▸ What to do: Check every line of the entries below for the word "title", and copy the ones that have it.

▸ Dataset extract:
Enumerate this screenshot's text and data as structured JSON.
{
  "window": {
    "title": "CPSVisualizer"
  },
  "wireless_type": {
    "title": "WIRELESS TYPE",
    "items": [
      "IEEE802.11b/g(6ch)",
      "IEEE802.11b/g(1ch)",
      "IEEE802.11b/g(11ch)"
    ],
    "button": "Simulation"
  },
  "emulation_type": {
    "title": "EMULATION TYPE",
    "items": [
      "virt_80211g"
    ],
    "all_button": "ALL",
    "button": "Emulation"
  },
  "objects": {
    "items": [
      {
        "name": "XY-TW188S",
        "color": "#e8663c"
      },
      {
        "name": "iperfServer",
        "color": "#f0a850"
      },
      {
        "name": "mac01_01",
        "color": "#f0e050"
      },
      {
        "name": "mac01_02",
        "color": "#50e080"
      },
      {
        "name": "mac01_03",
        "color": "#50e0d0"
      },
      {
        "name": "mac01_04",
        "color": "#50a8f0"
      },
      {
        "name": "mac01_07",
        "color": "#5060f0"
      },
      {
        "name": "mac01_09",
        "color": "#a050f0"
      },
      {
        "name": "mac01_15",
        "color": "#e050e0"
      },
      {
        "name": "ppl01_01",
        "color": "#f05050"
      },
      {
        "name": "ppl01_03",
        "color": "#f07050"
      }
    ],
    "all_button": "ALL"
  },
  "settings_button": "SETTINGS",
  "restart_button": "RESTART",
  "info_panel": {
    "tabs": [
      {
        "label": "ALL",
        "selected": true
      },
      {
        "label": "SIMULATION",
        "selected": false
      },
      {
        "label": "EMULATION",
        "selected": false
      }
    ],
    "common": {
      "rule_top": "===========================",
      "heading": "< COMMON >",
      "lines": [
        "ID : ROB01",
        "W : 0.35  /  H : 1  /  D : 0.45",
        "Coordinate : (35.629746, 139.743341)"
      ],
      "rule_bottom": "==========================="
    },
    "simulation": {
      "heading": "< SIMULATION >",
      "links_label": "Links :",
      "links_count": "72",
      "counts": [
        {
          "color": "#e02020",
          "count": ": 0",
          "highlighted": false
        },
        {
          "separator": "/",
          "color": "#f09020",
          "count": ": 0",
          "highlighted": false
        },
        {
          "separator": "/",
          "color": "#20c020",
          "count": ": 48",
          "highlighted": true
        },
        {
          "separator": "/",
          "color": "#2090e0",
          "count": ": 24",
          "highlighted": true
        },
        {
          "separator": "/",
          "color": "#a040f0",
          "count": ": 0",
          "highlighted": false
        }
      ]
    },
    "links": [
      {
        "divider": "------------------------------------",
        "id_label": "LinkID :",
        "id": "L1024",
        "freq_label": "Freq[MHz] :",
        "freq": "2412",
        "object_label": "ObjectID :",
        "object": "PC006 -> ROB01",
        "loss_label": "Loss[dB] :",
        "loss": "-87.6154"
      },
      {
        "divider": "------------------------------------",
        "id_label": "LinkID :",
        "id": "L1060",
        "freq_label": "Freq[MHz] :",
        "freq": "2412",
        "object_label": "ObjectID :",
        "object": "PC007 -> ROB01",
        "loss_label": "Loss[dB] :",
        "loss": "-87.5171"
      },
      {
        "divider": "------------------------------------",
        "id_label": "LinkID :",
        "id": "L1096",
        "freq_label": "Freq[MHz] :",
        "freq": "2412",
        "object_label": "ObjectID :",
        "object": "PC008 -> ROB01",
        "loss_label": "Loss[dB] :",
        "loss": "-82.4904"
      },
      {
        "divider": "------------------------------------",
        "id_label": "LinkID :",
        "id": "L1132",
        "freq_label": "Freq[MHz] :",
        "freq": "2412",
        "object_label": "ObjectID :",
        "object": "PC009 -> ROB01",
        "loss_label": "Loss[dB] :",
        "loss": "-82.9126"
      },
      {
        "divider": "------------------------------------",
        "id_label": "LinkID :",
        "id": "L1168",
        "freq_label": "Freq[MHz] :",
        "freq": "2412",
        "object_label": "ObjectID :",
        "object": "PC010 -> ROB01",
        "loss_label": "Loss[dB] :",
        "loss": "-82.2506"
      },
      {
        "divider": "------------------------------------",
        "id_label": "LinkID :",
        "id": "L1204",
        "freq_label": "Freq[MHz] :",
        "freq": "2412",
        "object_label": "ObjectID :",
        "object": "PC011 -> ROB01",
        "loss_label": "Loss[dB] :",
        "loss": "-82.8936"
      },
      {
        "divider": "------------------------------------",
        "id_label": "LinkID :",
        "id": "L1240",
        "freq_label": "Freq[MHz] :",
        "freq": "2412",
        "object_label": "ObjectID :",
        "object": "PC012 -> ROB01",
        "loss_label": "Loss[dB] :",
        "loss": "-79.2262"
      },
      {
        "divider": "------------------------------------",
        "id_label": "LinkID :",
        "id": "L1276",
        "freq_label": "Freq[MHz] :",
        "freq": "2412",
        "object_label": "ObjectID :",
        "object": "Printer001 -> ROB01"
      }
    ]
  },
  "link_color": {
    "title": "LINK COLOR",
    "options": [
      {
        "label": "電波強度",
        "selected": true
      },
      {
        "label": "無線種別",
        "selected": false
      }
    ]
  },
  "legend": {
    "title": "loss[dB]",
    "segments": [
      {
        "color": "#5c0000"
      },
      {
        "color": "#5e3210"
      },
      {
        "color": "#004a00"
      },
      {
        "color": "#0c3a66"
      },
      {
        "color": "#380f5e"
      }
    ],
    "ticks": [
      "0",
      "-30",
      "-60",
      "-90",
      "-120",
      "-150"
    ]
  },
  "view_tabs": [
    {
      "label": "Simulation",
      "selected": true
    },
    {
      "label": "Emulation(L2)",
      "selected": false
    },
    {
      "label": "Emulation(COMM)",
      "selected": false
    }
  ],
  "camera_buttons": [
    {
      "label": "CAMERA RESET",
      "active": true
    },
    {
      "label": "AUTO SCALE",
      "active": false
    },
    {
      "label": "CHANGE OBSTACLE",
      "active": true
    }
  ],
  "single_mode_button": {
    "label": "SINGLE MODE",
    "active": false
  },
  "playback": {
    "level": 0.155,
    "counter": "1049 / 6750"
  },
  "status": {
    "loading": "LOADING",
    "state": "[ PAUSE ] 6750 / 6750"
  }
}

▸ Response:
    "title": "CPSVisualizer"
    "title": "WIRELESS TYPE",
    "title": "EMULATION TYPE",
    "title": "LINK COLOR",
    "title": "loss[dB]",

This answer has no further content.